▶ **PASSAGE PROVIDED**:
▬▬▬
Their skill in magic ties them to Odin, as does the fact that they are clearly berserks, members of the fierce warrior-clan associated with the cult of Odin in literary and artistic sources. Snorri’s description of the berserk lines up very closely with Saxo’s, and the Icelander makes the connection to Odin explicit.Often, impelled by sudden strong fits of madness they would bellow wildly, bite at their shields, swallow hot coals and walk through any bonfire; nothing else could appease their frenzied bouts but rigorous chains or the slaughter of human beings.
Odin could make his enemies battle-blind, or deaf, or panic-struck, and their weapons so blunt that they could cut no better than a willow-wand; but his own men dashed forward without armor, and became as frenzied as dogs or wolves. They chewed their shield-rims, and became as strong as bears or bulls, and slaughtered people at a single stroke, but neither fire nor iron could touch them.
▬▬▬
▶ **SUPPLIED MATERIAL**:
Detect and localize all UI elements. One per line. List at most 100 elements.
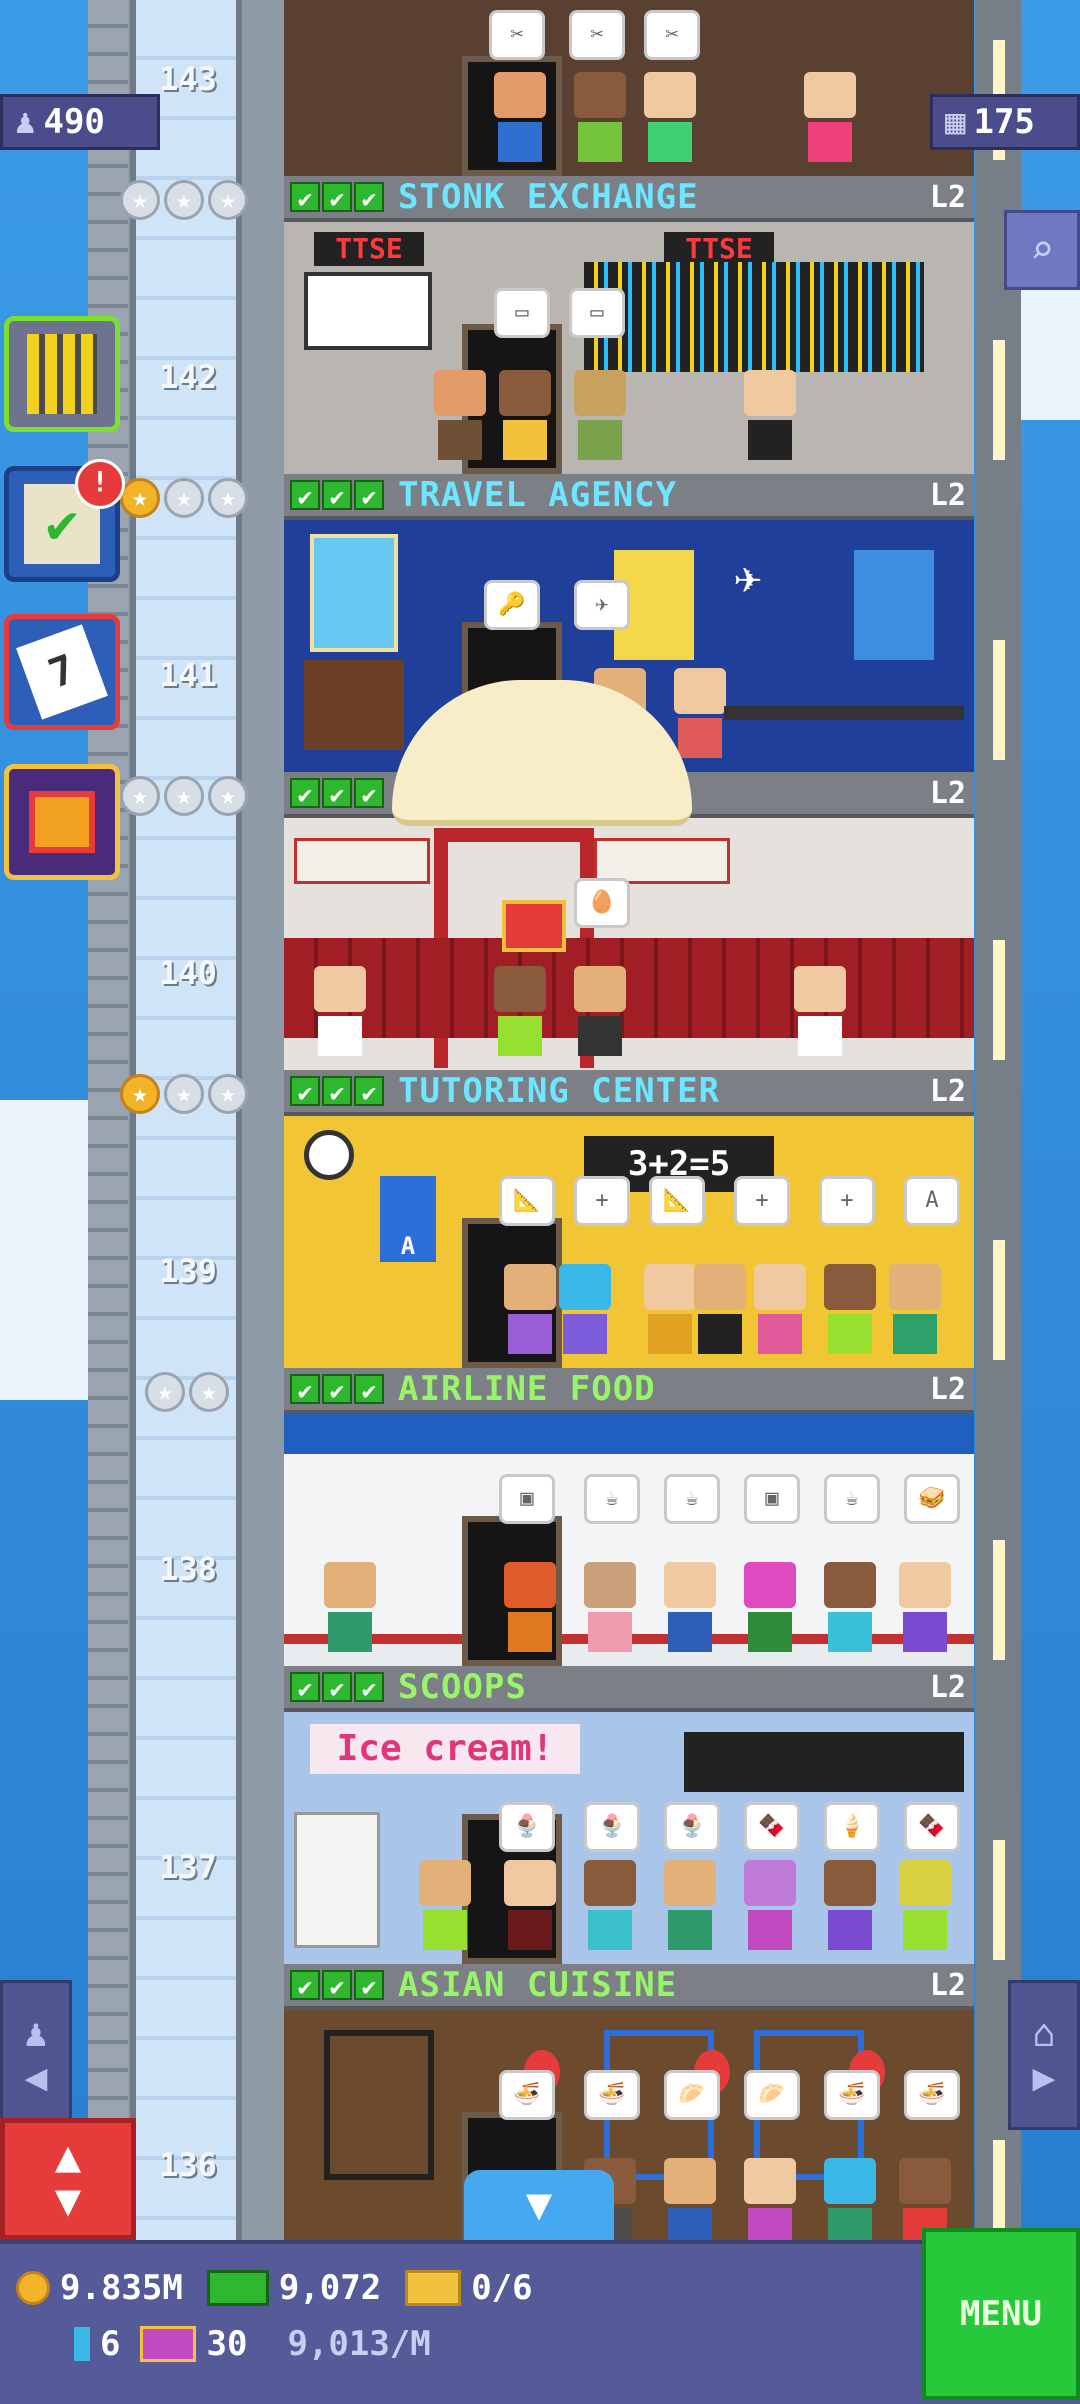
▬▬▬
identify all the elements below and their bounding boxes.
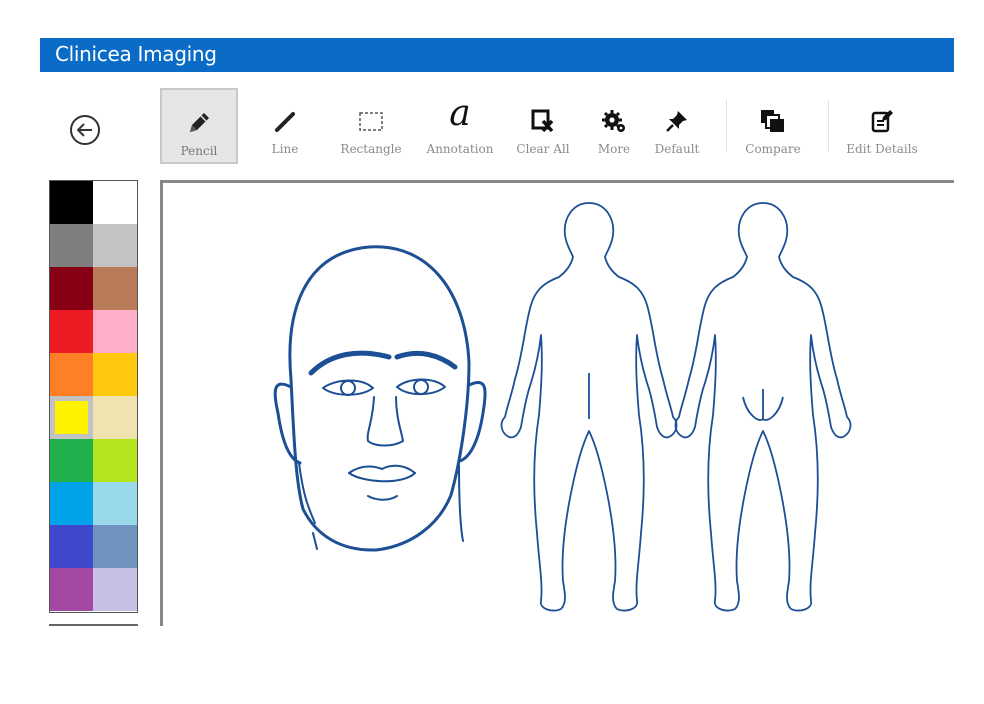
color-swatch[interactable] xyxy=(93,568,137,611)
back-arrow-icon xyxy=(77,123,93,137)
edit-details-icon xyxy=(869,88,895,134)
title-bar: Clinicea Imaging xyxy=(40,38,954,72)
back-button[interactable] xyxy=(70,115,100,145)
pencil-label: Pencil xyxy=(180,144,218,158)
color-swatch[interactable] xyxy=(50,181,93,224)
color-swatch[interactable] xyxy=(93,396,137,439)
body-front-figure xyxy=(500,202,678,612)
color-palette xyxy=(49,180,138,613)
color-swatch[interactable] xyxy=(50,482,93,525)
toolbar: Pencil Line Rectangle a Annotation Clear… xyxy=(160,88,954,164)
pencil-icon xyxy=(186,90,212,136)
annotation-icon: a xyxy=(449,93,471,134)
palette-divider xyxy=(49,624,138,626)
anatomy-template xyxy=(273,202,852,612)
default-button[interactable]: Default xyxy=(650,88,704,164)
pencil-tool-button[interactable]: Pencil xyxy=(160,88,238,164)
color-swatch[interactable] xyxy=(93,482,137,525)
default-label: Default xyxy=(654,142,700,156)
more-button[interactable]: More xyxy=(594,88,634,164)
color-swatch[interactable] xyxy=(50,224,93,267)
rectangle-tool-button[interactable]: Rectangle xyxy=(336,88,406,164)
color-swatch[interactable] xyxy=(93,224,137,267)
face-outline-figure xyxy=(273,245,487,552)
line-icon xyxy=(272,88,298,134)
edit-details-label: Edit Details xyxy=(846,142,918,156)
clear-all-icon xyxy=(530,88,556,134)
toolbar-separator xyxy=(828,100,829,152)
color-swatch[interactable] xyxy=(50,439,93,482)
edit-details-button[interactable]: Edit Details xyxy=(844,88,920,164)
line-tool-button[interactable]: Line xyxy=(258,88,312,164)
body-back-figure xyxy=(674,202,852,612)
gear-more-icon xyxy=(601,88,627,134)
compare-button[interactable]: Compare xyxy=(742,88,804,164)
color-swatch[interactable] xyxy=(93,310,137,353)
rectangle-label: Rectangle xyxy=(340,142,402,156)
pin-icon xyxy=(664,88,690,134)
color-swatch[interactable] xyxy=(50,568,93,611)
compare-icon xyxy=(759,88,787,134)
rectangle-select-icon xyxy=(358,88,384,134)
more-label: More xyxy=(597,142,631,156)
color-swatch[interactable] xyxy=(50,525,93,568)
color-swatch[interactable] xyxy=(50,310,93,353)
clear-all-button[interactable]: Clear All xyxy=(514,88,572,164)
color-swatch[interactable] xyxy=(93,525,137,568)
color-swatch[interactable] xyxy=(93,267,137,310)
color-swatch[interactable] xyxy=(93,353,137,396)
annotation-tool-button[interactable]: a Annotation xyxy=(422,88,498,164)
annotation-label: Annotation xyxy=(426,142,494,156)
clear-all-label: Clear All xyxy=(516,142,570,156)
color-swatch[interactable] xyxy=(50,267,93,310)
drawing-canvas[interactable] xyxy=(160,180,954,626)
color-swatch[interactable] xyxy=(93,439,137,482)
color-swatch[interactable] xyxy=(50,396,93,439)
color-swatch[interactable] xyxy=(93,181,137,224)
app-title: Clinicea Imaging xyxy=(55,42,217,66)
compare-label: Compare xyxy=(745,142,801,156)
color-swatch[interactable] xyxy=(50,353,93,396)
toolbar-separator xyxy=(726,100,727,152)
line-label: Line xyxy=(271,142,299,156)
▬▬▬
▶ **STATED GOAL A**:
Please answer these questions using the passage on berserks:
(i) Other than rigorous chains, what could appease the frenzied bouts?
(ii) What did Odin make his enemies' weapons cut no better than?
(iii) What two things could not touch Odin's own men?
▶ **STATED GOAL B**: Return everything in the passage on berserks from "Odin could make" down to "could touch them.".
The rows have nothing to do with the passage on berserks.

▶ **RIGHT ANSWER A**:
(i) The slaughter of human beings
(ii) A willow-wand
(iii) Fire and iron

▶ **RIGHT ANSWER B**:
Odin could make his enemies battle-blind, or deaf, or panic-struck, and their weapons so blunt that they could cut no better than a willow-wand; but his own men dashed forward without armor, and became as frenzied as dogs or wolves. They chewed their shield-rims, and became as strong as bears or bulls, and slaughtered people at a single stroke, but neither fire nor iron could touch them.